** START Input material **

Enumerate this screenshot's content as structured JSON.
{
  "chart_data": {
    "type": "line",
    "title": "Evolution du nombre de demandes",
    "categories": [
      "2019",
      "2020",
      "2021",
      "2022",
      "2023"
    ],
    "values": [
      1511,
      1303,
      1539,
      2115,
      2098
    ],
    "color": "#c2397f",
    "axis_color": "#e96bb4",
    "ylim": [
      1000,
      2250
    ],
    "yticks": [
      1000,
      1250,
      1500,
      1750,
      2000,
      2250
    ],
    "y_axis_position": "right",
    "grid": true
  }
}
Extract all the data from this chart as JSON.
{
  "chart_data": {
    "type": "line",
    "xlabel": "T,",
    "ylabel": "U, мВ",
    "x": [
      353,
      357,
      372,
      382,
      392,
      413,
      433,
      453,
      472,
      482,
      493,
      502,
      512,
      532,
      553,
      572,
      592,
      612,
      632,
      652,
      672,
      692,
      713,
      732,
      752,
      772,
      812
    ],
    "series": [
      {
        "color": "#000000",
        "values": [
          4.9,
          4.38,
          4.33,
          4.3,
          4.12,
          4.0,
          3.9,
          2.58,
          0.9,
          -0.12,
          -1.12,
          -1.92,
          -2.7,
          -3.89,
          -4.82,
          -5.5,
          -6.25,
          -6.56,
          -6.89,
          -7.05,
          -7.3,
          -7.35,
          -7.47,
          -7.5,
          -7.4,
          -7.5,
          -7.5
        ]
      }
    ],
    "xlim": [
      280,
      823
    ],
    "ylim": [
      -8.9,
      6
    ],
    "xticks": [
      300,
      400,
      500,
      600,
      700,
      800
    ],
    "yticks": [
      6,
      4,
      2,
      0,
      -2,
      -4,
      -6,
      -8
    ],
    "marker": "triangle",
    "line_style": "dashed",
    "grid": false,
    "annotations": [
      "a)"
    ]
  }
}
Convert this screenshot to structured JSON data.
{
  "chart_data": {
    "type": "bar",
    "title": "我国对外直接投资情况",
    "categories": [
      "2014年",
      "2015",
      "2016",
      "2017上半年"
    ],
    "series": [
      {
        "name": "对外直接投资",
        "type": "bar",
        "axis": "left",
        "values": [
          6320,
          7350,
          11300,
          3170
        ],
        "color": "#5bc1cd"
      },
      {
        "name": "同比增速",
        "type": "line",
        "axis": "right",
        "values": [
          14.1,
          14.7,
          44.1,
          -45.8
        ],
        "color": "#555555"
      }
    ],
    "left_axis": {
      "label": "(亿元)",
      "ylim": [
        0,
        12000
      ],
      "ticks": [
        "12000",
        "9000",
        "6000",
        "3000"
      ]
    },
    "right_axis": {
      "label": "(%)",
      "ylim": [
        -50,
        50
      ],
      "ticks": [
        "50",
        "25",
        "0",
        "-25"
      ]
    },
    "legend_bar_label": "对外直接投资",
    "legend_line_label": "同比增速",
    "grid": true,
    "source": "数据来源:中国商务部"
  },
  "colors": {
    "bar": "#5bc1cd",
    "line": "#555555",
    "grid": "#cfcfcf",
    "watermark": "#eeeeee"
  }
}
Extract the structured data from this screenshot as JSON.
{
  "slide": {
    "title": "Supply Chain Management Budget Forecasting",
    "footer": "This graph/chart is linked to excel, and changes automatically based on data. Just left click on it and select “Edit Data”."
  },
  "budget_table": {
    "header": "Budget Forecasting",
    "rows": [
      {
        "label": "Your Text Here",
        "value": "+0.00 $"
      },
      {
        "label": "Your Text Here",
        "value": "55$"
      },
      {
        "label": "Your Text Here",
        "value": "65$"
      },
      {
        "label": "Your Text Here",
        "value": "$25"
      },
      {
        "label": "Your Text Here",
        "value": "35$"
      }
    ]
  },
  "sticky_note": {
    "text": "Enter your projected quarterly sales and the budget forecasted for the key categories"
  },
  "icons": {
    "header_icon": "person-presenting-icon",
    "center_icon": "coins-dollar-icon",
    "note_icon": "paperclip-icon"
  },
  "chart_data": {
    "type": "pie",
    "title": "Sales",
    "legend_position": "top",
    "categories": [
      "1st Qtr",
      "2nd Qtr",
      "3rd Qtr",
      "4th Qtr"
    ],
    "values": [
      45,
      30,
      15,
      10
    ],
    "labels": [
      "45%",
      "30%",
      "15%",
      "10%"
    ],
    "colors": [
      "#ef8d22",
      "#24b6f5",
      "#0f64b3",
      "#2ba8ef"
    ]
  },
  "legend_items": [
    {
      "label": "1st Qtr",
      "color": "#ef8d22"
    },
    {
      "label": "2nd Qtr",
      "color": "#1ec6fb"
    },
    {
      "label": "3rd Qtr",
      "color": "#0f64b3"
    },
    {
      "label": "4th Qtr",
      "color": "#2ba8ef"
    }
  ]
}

** END Input material **

Reproduce the material above exactly; please quote every line of it.

Enumerate this screenshot's content as structured JSON.
{
  "chart_data": {
    "type": "line",
    "title": "Evolution du nombre de demandes",
    "categories": [
      "2019",
      "2020",
      "2021",
      "2022",
      "2023"
    ],
    "values": [
      1511,
      1303,
      1539,
      2115,
      2098
    ],
    "color": "#c2397f",
    "axis_color": "#e96bb4",
    "ylim": [
      1000,
      2250
    ],
    "yticks": [
      1000,
      1250,
      1500,
      1750,
      2000,
      2250
    ],
    "y_axis_position": "right",
    "grid": true
  }
}
Extract all the data from this chart as JSON.
{
  "chart_data": {
    "type": "line",
    "xlabel": "T,",
    "ylabel": "U, мВ",
    "x": [
      353,
      357,
      372,
      382,
      392,
      413,
      433,
      453,
      472,
      482,
      493,
      502,
      512,
      532,
      553,
      572,
      592,
      612,
      632,
      652,
      672,
      692,
      713,
      732,
      752,
      772,
      812
    ],
    "series": [
      {
        "color": "#000000",
        "values": [
          4.9,
          4.38,
          4.33,
          4.3,
          4.12,
          4.0,
          3.9,
          2.58,
          0.9,
          -0.12,
          -1.12,
          -1.92,
          -2.7,
          -3.89,
          -4.82,
          -5.5,
          -6.25,
          -6.56,
          -6.89,
          -7.05,
          -7.3,
          -7.35,
          -7.47,
          -7.5,
          -7.4,
          -7.5,
          -7.5
        ]
      }
    ],
    "xlim": [
      280,
      823
    ],
    "ylim": [
      -8.9,
      6
    ],
    "xticks": [
      300,
      400,
      500,
      600,
      700,
      800
    ],
    "yticks": [
      6,
      4,
      2,
      0,
      -2,
      -4,
      -6,
      -8
    ],
    "marker": "triangle",
    "line_style": "dashed",
    "grid": false,
    "annotations": [
      "a)"
    ]
  }
}
Convert this screenshot to structured JSON data.
{
  "chart_data": {
    "type": "bar",
    "title": "我国对外直接投资情况",
    "categories": [
      "2014年",
      "2015",
      "2016",
      "2017上半年"
    ],
    "series": [
      {
        "name": "对外直接投资",
        "type": "bar",
        "axis": "left",
        "values": [
          6320,
          7350,
          11300,
          3170
        ],
        "color": "#5bc1cd"
      },
      {
        "name": "同比增速",
        "type": "line",
        "axis": "right",
        "values": [
          14.1,
          14.7,
          44.1,
          -45.8
        ],
        "color": "#555555"
      }
    ],
    "left_axis": {
      "label": "(亿元)",
      "ylim": [
        0,
        12000
      ],
      "ticks": [
        "12000",
        "9000",
        "6000",
        "3000"
      ]
    },
    "right_axis": {
      "label": "(%)",
      "ylim": [
        -50,
        50
      ],
      "ticks": [
        "50",
        "25",
        "0",
        "-25"
      ]
    },
    "legend_bar_label": "对外直接投资",
    "legend_line_label": "同比增速",
    "grid": true,
    "source": "数据来源:中国商务部"
  },
  "colors": {
    "bar": "#5bc1cd",
    "line": "#555555",
    "grid": "#cfcfcf",
    "watermark": "#eeeeee"
  }
}
Extract the structured data from this screenshot as JSON.
{
  "slide": {
    "title": "Supply Chain Management Budget Forecasting",
    "footer": "This graph/chart is linked to excel, and changes automatically based on data. Just left click on it and select “Edit Data”."
  },
  "budget_table": {
    "header": "Budget Forecasting",
    "rows": [
      {
        "label": "Your Text Here",
        "value": "+0.00 $"
      },
      {
        "label": "Your Text Here",
        "value": "55$"
      },
      {
        "label": "Your Text Here",
        "value": "65$"
      },
      {
        "label": "Your Text Here",
        "value": "$25"
      },
      {
        "label": "Your Text Here",
        "value": "35$"
      }
    ]
  },
  "sticky_note": {
    "text": "Enter your projected quarterly sales and the budget forecasted for the key categories"
  },
  "icons": {
    "header_icon": "person-presenting-icon",
    "center_icon": "coins-dollar-icon",
    "note_icon": "paperclip-icon"
  },
  "chart_data": {
    "type": "pie",
    "title": "Sales",
    "legend_position": "top",
    "categories": [
      "1st Qtr",
      "2nd Qtr",
      "3rd Qtr",
      "4th Qtr"
    ],
    "values": [
      45,
      30,
      15,
      10
    ],
    "labels": [
      "45%",
      "30%",
      "15%",
      "10%"
    ],
    "colors": [
      "#ef8d22",
      "#24b6f5",
      "#0f64b3",
      "#2ba8ef"
    ]
  },
  "legend_items": [
    {
      "label": "1st Qtr",
      "color": "#ef8d22"
    },
    {
      "label": "2nd Qtr",
      "color": "#1ec6fb"
    },
    {
      "label": "3rd Qtr",
      "color": "#0f64b3"
    },
    {
      "label": "4th Qtr",
      "color": "#2ba8ef"
    }
  ]
}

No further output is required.